PROBLEM DESCRIPTION: Select and copy out every line in the records containing "конверт".

** START OF RECORDS FOR THE EXERCISE **

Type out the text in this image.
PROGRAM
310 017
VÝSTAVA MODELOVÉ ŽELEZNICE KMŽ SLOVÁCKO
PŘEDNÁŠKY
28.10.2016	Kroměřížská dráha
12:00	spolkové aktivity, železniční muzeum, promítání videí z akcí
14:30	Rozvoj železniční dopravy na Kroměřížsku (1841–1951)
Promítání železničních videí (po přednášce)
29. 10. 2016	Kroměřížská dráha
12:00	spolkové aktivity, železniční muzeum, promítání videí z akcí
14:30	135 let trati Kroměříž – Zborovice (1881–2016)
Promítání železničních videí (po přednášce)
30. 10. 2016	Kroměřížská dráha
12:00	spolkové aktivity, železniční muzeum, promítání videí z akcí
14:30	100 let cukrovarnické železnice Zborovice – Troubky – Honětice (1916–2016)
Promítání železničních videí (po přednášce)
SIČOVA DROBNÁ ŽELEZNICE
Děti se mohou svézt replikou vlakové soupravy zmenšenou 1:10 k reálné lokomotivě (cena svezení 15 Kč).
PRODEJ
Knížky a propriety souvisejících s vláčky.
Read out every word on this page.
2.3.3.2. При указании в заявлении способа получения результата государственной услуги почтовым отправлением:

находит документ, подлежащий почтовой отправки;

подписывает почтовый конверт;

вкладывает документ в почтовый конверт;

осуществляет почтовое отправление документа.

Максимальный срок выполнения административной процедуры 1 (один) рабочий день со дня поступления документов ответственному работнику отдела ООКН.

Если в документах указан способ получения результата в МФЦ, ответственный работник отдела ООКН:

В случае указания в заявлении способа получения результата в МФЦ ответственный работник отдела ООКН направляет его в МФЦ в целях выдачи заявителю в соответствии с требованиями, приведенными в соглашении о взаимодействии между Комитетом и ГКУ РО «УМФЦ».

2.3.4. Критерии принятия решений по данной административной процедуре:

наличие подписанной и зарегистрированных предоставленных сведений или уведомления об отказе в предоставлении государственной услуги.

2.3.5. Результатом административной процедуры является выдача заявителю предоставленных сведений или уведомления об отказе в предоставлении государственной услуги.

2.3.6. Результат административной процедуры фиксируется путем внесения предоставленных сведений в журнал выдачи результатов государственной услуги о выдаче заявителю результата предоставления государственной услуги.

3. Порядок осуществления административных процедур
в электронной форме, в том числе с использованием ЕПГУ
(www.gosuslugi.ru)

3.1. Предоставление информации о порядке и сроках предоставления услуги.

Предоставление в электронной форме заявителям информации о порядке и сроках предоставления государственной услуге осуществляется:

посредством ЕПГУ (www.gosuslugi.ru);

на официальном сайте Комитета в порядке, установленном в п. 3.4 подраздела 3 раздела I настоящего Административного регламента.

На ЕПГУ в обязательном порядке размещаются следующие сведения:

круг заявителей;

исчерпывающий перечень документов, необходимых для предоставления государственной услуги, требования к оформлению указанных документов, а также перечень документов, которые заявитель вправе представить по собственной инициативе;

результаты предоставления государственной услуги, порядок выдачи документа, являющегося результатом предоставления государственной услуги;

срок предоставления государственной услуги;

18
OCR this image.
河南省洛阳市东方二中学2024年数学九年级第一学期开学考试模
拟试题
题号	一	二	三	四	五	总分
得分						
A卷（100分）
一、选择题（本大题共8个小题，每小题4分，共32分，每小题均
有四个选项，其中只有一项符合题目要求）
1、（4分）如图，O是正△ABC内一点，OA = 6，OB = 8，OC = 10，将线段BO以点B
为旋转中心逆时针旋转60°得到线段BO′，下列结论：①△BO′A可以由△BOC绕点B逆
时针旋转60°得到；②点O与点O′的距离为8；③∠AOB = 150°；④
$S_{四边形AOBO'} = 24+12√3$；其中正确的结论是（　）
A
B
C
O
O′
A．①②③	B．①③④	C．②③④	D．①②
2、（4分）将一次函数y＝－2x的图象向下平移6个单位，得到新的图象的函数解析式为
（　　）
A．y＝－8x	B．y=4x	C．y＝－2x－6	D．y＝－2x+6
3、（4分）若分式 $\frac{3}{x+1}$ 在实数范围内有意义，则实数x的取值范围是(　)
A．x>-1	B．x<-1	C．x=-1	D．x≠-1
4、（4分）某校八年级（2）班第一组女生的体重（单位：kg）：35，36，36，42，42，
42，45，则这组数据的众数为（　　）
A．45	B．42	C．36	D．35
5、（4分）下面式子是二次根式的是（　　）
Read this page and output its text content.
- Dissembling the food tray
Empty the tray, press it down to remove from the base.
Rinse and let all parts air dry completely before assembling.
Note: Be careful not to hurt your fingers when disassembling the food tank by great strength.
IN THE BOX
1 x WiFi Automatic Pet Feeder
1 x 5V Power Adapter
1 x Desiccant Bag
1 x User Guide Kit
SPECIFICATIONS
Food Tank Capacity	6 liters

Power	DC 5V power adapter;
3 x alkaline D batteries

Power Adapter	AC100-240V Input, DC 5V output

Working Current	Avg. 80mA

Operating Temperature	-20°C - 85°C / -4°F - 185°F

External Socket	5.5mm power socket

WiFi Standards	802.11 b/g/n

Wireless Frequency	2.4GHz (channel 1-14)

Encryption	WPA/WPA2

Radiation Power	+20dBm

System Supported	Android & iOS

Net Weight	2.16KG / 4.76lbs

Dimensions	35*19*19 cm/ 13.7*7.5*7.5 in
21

** END OF RECORDS FOR THE EXERCISE **

FULL SOLUTION:
подписывает почтовый конверт;
вкладывает документ в почтовый конверт;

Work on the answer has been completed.